- _WRITTEN INSTRUCTION_
In the listing below, count the lines with "DomTel" and report only the figure.

- _EXERCISE MATERIAL_
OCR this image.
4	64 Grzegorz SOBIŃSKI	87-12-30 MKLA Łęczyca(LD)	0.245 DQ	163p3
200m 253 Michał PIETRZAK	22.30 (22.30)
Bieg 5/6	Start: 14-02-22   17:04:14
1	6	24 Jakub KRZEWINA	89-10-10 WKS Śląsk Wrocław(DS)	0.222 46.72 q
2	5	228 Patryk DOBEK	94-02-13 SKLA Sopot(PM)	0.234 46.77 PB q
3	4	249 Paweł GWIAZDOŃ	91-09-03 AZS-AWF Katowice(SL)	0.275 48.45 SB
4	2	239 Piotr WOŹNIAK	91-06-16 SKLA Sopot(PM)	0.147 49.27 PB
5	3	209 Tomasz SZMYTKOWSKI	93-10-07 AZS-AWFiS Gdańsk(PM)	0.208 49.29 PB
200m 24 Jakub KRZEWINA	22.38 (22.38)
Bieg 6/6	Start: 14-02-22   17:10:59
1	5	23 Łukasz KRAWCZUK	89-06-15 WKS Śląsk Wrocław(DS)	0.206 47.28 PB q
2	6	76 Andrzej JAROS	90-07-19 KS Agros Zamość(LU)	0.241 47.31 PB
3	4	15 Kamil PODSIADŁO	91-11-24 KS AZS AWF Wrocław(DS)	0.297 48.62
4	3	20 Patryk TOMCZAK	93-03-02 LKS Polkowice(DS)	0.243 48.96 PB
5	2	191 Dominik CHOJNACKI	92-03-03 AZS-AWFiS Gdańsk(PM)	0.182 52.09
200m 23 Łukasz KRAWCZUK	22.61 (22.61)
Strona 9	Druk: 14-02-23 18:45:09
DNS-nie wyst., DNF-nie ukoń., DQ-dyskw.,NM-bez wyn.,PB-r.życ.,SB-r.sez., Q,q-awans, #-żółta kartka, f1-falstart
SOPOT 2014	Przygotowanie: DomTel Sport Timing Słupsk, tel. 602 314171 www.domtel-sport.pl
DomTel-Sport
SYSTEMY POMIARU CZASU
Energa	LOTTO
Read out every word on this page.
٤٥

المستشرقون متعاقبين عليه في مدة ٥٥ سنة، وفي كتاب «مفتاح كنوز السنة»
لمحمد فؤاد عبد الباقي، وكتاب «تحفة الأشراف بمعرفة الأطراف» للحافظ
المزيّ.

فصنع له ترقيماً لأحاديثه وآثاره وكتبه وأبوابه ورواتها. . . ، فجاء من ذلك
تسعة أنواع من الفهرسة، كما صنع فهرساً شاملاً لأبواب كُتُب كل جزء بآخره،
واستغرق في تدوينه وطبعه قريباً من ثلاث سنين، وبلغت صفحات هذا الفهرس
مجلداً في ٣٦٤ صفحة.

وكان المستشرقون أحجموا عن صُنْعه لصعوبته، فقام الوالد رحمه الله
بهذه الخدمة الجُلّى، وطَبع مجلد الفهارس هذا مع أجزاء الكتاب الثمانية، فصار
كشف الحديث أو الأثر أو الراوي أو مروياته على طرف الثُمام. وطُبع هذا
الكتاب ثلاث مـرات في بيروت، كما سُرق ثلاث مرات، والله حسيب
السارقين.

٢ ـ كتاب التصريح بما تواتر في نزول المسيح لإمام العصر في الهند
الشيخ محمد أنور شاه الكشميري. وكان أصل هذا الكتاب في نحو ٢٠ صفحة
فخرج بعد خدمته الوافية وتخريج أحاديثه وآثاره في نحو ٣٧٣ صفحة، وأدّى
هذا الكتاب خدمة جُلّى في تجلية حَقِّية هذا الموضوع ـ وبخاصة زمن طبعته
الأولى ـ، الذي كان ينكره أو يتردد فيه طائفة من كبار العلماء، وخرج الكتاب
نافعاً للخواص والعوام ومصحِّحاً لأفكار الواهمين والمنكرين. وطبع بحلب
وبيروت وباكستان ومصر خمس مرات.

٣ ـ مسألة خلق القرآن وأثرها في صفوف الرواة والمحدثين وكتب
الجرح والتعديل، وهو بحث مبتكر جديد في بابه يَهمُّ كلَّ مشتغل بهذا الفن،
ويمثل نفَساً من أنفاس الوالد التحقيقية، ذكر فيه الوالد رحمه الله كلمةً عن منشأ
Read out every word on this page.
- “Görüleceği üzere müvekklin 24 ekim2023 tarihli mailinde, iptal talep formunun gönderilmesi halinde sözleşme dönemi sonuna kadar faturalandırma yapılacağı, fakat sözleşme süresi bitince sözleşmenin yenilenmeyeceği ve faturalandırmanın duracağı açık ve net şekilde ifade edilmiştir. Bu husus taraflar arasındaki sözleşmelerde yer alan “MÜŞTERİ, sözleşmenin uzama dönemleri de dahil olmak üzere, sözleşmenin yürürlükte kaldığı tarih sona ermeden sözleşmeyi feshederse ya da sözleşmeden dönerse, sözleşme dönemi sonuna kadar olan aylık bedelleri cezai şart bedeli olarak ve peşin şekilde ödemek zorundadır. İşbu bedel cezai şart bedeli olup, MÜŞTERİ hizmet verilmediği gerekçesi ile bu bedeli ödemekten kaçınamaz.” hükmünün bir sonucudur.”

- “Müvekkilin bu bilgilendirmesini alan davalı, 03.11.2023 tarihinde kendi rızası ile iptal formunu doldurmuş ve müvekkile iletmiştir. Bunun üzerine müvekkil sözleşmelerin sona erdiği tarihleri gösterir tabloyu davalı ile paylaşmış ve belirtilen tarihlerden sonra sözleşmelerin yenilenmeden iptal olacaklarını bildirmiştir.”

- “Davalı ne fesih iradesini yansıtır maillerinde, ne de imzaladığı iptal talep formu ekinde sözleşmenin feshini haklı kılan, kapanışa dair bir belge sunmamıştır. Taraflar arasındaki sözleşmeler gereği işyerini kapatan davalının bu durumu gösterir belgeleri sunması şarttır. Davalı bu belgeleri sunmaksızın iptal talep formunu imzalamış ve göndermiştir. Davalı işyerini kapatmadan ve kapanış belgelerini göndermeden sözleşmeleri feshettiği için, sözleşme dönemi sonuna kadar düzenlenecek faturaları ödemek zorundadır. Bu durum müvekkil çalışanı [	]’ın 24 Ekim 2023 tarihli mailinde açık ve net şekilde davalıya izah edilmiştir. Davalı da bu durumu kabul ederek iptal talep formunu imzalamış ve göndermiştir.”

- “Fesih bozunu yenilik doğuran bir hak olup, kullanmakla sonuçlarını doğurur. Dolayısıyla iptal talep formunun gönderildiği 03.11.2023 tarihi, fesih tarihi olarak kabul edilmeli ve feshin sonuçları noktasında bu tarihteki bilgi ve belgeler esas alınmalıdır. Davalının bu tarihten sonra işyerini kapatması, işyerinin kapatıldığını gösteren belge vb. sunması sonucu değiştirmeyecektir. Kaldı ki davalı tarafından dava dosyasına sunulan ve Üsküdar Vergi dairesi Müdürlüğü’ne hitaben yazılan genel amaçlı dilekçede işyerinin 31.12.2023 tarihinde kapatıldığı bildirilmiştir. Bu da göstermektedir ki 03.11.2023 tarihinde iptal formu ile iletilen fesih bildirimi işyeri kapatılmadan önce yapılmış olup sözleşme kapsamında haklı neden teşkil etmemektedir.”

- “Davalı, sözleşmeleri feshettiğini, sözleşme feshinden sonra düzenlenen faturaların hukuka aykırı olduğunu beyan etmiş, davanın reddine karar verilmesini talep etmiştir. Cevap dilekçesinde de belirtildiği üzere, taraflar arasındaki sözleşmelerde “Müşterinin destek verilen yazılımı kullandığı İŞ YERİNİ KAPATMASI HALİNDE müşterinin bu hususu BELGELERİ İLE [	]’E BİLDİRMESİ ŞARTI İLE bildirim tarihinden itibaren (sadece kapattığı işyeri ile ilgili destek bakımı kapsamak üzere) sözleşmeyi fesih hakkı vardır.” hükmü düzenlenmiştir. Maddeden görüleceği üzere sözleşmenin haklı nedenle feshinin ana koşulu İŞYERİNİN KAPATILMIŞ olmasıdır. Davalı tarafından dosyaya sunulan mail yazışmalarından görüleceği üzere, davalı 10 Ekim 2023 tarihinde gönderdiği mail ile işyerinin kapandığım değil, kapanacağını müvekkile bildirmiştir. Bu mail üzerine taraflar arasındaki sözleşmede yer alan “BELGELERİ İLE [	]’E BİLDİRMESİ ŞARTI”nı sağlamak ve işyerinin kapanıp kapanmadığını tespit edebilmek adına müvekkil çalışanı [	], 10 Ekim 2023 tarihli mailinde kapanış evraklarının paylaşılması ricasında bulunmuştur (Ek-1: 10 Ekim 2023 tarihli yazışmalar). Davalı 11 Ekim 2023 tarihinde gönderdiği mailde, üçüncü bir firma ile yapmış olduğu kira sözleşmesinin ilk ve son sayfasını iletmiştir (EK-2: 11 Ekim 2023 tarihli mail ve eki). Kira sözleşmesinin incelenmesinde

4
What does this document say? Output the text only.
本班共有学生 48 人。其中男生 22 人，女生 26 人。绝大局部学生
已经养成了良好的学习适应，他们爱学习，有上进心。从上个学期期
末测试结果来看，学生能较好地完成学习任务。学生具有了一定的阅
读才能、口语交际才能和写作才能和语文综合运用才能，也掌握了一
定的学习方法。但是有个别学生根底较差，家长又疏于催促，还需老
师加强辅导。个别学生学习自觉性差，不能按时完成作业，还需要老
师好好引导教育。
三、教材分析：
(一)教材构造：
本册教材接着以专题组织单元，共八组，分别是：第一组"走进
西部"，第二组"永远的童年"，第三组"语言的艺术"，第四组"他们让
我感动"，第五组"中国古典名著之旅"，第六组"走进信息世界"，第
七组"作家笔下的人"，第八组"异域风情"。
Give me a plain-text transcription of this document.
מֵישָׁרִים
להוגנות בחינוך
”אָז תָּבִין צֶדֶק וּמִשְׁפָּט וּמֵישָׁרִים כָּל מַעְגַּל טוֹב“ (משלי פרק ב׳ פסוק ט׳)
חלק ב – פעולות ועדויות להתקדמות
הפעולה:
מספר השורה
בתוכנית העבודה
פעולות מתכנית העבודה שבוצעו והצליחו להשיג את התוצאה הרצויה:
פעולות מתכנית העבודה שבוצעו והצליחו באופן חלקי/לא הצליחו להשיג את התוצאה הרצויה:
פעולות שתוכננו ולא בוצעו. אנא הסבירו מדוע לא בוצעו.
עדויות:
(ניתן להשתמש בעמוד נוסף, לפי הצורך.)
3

- _RESPONSE TO THIS EXERCISE_
2